— start of Recorded information —

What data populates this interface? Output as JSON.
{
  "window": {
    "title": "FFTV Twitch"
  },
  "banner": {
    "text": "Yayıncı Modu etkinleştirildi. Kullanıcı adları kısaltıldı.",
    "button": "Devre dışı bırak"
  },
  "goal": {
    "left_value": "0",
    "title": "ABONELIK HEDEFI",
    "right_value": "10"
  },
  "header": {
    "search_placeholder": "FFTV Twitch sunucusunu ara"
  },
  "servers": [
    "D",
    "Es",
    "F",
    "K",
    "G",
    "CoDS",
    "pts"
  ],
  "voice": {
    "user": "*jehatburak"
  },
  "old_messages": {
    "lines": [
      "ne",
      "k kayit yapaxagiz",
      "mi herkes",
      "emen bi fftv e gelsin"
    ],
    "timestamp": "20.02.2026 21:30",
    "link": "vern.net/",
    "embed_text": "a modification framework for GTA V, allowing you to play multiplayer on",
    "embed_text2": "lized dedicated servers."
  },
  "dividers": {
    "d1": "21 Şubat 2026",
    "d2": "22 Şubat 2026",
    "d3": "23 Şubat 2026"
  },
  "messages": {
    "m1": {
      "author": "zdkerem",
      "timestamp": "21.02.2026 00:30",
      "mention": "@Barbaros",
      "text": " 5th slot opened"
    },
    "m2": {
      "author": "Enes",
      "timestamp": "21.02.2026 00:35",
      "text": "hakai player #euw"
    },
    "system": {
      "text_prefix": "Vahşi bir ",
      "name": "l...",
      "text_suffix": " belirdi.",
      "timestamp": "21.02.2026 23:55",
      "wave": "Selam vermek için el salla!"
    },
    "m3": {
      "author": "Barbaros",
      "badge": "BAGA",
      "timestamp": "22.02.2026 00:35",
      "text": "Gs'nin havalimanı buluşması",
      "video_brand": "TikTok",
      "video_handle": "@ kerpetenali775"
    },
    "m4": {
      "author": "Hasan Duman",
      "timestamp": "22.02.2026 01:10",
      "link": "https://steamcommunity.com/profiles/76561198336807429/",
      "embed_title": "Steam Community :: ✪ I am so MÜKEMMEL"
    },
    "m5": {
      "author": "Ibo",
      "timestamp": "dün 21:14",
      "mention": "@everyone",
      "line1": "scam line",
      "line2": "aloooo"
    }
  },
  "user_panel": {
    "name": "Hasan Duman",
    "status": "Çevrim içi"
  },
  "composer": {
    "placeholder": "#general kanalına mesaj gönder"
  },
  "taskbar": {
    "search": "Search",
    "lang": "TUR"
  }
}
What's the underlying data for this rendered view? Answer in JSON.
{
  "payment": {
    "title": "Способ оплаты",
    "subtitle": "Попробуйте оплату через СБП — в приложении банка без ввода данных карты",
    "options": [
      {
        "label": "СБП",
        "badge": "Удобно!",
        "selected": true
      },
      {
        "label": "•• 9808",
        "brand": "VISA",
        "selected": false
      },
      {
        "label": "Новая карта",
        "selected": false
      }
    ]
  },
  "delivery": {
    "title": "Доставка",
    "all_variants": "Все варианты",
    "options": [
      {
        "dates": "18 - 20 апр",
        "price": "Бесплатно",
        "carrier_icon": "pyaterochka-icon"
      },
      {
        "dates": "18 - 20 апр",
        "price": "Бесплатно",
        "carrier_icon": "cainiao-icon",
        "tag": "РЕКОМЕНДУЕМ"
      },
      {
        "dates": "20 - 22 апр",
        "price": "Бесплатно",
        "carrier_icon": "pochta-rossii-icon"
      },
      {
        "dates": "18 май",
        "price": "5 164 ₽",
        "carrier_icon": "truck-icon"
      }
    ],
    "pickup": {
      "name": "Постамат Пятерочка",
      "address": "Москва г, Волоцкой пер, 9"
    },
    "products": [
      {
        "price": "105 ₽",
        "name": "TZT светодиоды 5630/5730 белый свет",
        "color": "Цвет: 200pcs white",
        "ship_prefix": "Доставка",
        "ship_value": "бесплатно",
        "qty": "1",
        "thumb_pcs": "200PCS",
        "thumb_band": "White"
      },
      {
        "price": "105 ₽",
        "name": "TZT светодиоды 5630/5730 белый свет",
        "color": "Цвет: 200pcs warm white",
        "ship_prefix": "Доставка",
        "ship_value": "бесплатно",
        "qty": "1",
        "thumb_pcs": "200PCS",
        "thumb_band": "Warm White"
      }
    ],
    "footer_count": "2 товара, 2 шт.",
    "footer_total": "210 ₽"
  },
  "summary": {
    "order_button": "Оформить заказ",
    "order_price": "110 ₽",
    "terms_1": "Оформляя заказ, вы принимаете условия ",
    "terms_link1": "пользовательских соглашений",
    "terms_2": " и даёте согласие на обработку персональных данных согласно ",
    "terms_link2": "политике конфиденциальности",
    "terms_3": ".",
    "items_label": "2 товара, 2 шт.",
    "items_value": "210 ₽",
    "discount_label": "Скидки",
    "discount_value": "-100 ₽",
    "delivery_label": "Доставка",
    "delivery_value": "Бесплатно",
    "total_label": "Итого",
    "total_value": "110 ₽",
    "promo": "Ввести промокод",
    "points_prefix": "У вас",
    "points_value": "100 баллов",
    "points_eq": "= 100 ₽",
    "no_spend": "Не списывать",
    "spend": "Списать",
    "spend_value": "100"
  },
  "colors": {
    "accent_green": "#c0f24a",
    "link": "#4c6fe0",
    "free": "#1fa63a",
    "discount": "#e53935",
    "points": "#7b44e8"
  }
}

— end of Recorded information —

• _Your instructions_: Faithfully transcribe the whole of the data.

• _Output_:
What data populates this interface? Output as JSON.
{
  "window": {
    "title": "FFTV Twitch"
  },
  "banner": {
    "text": "Yayıncı Modu etkinleştirildi. Kullanıcı adları kısaltıldı.",
    "button": "Devre dışı bırak"
  },
  "goal": {
    "left_value": "0",
    "title": "ABONELIK HEDEFI",
    "right_value": "10"
  },
  "header": {
    "search_placeholder": "FFTV Twitch sunucusunu ara"
  },
  "servers": [
    "D",
    "Es",
    "F",
    "K",
    "G",
    "CoDS",
    "pts"
  ],
  "voice": {
    "user": "*jehatburak"
  },
  "old_messages": {
    "lines": [
      "ne",
      "k kayit yapaxagiz",
      "mi herkes",
      "emen bi fftv e gelsin"
    ],
    "timestamp": "20.02.2026 21:30",
    "link": "vern.net/",
    "embed_text": "a modification framework for GTA V, allowing you to play multiplayer on",
    "embed_text2": "lized dedicated servers."
  },
  "dividers": {
    "d1": "21 Şubat 2026",
    "d2": "22 Şubat 2026",
    "d3": "23 Şubat 2026"
  },
  "messages": {
    "m1": {
      "author": "zdkerem",
      "timestamp": "21.02.2026 00:30",
      "mention": "@Barbaros",
      "text": " 5th slot opened"
    },
    "m2": {
      "author": "Enes",
      "timestamp": "21.02.2026 00:35",
      "text": "hakai player #euw"
    },
    "system": {
      "text_prefix": "Vahşi bir ",
      "name": "l...",
      "text_suffix": " belirdi.",
      "timestamp": "21.02.2026 23:55",
      "wave": "Selam vermek için el salla!"
    },
    "m3": {
      "author": "Barbaros",
      "badge": "BAGA",
      "timestamp": "22.02.2026 00:35",
      "text": "Gs'nin havalimanı buluşması",
      "video_brand": "TikTok",
      "video_handle": "@ kerpetenali775"
    },
    "m4": {
      "author": "Hasan Duman",
      "timestamp": "22.02.2026 01:10",
      "link": "https://steamcommunity.com/profiles/76561198336807429/",
      "embed_title": "Steam Community :: ✪ I am so MÜKEMMEL"
    },
    "m5": {
      "author": "Ibo",
      "timestamp": "dün 21:14",
      "mention": "@everyone",
      "line1": "scam line",
      "line2": "aloooo"
    }
  },
  "user_panel": {
    "name": "Hasan Duman",
    "status": "Çevrim içi"
  },
  "composer": {
    "placeholder": "#general kanalına mesaj gönder"
  },
  "taskbar": {
    "search": "Search",
    "lang": "TUR"
  }
}
What's the underlying data for this rendered view? Answer in JSON.
{
  "payment": {
    "title": "Способ оплаты",
    "subtitle": "Попробуйте оплату через СБП — в приложении банка без ввода данных карты",
    "options": [
      {
        "label": "СБП",
        "badge": "Удобно!",
        "selected": true
      },
      {
        "label": "•• 9808",
        "brand": "VISA",
        "selected": false
      },
      {
        "label": "Новая карта",
        "selected": false
      }
    ]
  },
  "delivery": {
    "title": "Доставка",
    "all_variants": "Все варианты",
    "options": [
      {
        "dates": "18 - 20 апр",
        "price": "Бесплатно",
        "carrier_icon": "pyaterochka-icon"
      },
      {
        "dates": "18 - 20 апр",
        "price": "Бесплатно",
        "carrier_icon": "cainiao-icon",
        "tag": "РЕКОМЕНДУЕМ"
      },
      {
        "dates": "20 - 22 апр",
        "price": "Бесплатно",
        "carrier_icon": "pochta-rossii-icon"
      },
      {
        "dates": "18 май",
        "price": "5 164 ₽",
        "carrier_icon": "truck-icon"
      }
    ],
    "pickup": {
      "name": "Постамат Пятерочка",
      "address": "Москва г, Волоцкой пер, 9"
    },
    "products": [
      {
        "price": "105 ₽",
        "name": "TZT светодиоды 5630/5730 белый свет",
        "color": "Цвет: 200pcs white",
        "ship_prefix": "Доставка",
        "ship_value": "бесплатно",
        "qty": "1",
        "thumb_pcs": "200PCS",
        "thumb_band": "White"
      },
      {
        "price": "105 ₽",
        "name": "TZT светодиоды 5630/5730 белый свет",
        "color": "Цвет: 200pcs warm white",
        "ship_prefix": "Доставка",
        "ship_value": "бесплатно",
        "qty": "1",
        "thumb_pcs": "200PCS",
        "thumb_band": "Warm White"
      }
    ],
    "footer_count": "2 товара, 2 шт.",
    "footer_total": "210 ₽"
  },
  "summary": {
    "order_button": "Оформить заказ",
    "order_price": "110 ₽",
    "terms_1": "Оформляя заказ, вы принимаете условия ",
    "terms_link1": "пользовательских соглашений",
    "terms_2": " и даёте согласие на обработку персональных данных согласно ",
    "terms_link2": "политике конфиденциальности",
    "terms_3": ".",
    "items_label": "2 товара, 2 шт.",
    "items_value": "210 ₽",
    "discount_label": "Скидки",
    "discount_value": "-100 ₽",
    "delivery_label": "Доставка",
    "delivery_value": "Бесплатно",
    "total_label": "Итого",
    "total_value": "110 ₽",
    "promo": "Ввести промокод",
    "points_prefix": "У вас",
    "points_value": "100 баллов",
    "points_eq": "= 100 ₽",
    "no_spend": "Не списывать",
    "spend": "Списать",
    "spend_value": "100"
  },
  "colors": {
    "accent_green": "#c0f24a",
    "link": "#4c6fe0",
    "free": "#1fa63a",
    "discount": "#e53935",
    "points": "#7b44e8"
  }
}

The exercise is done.